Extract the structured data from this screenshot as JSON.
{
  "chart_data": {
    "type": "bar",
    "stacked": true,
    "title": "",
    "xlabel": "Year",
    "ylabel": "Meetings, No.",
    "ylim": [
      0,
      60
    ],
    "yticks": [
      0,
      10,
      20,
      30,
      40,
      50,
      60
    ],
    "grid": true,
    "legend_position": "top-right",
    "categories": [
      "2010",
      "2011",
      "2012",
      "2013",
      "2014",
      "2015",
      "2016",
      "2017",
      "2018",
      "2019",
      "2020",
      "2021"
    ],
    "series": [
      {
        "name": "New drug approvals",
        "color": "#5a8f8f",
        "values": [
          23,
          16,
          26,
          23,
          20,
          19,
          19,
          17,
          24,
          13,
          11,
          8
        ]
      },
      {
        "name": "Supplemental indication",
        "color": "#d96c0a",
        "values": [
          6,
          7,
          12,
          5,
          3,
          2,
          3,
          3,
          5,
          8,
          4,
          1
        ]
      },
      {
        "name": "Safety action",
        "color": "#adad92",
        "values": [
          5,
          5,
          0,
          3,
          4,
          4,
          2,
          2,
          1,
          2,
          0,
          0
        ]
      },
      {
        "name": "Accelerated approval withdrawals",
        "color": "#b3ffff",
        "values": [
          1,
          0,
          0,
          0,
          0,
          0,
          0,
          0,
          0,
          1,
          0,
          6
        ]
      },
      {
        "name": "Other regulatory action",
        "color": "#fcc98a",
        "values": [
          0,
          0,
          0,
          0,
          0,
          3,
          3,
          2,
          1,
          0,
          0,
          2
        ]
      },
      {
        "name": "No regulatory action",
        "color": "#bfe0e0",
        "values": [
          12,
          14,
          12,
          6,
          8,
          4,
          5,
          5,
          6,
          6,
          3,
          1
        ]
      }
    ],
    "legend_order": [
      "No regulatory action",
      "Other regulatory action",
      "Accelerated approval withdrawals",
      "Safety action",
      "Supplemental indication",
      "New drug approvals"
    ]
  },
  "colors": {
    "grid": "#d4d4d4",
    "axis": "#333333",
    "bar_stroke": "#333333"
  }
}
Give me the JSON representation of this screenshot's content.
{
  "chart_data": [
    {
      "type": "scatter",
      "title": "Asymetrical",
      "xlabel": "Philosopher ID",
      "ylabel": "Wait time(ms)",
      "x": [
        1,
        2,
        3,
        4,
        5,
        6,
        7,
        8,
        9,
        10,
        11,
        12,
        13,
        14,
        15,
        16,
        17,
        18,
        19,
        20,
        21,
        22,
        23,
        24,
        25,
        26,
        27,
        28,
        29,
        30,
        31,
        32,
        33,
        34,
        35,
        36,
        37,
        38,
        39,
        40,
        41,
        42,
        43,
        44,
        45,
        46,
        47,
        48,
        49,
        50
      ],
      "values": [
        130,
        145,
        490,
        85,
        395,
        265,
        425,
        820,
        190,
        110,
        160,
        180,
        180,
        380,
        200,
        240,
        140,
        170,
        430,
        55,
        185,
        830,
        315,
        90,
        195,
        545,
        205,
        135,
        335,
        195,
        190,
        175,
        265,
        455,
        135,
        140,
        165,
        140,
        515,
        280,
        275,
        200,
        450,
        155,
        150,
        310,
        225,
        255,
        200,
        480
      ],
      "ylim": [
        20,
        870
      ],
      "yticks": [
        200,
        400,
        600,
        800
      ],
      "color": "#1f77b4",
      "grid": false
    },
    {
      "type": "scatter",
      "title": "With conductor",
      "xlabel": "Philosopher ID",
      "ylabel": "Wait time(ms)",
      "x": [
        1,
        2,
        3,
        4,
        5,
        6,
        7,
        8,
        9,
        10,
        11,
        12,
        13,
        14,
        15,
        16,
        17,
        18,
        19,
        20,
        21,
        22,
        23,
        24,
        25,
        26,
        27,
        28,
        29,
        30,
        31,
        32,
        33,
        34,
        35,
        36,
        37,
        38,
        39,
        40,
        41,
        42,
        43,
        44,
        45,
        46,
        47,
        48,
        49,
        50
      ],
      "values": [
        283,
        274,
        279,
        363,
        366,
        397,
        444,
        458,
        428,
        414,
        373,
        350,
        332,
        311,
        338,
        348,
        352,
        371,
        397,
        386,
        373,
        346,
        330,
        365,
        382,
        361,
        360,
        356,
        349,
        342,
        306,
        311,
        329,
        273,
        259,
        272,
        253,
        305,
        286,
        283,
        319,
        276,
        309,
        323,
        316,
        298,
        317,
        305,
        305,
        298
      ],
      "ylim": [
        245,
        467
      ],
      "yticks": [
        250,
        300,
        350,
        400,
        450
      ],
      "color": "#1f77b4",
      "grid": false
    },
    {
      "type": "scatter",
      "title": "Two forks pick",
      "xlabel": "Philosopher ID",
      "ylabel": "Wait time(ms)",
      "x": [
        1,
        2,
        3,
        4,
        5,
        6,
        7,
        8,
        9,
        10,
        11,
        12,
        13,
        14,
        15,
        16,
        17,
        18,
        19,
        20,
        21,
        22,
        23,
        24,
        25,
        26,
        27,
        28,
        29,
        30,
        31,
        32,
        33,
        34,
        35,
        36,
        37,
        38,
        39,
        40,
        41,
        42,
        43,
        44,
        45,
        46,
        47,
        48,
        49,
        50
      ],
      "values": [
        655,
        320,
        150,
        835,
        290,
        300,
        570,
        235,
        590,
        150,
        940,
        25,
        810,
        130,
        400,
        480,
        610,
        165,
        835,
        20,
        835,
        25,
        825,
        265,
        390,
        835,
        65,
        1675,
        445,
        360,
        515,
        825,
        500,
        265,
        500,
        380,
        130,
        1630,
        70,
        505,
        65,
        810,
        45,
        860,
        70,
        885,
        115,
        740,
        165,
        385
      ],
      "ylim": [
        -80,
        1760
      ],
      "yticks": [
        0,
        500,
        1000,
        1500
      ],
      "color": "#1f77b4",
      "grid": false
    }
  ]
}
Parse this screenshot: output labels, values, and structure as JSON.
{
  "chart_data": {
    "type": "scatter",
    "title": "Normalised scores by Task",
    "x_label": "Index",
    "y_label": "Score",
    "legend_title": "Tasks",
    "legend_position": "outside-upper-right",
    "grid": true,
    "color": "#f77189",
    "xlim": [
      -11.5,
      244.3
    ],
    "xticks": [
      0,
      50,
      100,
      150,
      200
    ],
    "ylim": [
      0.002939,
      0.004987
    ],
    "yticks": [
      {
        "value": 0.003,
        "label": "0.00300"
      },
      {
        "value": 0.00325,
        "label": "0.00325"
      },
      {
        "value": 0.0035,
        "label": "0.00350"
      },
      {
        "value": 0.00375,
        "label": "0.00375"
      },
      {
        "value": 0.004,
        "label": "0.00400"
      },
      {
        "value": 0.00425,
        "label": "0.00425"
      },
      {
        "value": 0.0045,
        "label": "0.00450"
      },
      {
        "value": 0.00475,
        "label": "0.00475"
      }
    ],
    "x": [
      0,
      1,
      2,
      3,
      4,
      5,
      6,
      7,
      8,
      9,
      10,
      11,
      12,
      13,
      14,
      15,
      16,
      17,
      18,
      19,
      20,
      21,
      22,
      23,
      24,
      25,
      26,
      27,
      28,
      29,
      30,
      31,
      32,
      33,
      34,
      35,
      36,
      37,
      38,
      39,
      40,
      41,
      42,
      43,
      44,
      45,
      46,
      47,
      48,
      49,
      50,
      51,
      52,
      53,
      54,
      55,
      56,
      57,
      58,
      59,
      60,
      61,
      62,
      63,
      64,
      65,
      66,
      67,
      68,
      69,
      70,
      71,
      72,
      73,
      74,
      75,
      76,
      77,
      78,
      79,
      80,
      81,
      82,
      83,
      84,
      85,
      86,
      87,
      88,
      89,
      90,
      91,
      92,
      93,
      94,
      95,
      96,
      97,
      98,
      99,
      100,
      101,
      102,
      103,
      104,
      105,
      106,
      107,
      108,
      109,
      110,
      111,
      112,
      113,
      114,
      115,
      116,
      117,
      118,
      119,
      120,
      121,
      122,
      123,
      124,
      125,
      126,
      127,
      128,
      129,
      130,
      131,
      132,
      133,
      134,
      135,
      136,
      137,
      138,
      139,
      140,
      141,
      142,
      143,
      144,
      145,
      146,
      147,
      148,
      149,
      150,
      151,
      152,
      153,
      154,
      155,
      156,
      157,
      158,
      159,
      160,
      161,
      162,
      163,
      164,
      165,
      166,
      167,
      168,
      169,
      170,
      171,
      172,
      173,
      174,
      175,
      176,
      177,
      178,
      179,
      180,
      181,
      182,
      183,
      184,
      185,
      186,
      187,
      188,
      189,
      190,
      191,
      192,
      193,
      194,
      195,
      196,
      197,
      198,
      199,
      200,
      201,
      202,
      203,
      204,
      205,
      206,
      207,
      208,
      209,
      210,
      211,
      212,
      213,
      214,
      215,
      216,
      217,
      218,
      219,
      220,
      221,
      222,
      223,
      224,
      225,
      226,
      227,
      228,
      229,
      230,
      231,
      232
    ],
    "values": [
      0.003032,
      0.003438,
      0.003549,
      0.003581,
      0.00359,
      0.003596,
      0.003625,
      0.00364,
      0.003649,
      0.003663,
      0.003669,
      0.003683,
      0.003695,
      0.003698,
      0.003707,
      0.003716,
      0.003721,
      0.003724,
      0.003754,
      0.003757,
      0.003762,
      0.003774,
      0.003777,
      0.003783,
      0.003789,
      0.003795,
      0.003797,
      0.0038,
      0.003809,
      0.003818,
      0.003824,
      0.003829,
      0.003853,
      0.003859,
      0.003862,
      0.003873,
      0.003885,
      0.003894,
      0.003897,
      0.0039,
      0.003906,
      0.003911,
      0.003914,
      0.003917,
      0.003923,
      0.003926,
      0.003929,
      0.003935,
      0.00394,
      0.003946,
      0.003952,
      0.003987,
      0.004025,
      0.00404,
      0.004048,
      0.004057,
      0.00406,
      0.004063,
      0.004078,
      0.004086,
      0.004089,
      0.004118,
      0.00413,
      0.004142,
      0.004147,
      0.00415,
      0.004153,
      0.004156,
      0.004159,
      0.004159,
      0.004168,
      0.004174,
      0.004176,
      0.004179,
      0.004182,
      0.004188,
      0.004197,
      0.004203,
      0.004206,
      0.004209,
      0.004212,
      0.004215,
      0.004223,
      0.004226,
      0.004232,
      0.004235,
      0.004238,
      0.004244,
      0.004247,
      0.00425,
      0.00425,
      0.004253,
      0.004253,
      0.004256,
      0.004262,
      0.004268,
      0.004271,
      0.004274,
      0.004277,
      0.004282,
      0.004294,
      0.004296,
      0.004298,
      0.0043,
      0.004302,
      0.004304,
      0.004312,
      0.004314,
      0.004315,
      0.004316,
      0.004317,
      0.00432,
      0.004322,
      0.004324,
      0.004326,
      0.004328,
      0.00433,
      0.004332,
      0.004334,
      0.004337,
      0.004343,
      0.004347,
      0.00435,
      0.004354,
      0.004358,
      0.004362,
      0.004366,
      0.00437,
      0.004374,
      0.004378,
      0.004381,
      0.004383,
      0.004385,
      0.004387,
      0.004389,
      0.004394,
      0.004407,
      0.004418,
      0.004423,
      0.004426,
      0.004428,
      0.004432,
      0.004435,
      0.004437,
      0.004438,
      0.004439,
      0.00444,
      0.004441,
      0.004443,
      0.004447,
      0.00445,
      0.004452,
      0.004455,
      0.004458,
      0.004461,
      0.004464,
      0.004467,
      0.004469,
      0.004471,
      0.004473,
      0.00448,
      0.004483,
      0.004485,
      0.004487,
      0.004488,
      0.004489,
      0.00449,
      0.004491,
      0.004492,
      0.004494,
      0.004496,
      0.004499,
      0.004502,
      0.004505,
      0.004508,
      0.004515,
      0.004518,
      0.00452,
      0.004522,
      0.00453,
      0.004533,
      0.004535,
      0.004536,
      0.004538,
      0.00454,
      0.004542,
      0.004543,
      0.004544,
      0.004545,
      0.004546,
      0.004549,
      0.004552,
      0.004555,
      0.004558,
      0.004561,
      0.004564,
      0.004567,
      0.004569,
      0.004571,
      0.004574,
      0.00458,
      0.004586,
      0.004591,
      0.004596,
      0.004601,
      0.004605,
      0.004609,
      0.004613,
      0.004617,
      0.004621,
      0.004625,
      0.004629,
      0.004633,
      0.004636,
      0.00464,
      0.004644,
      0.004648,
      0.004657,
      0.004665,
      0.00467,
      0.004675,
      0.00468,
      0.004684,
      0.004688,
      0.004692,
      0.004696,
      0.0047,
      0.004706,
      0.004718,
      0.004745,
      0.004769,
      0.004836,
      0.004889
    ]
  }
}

= TASK =
Copy every line of the listing where the word "indication" appears.

= SOLUTION TO THE EXERCISE =
        "name": "Supplemental indication",
      "Supplemental indication",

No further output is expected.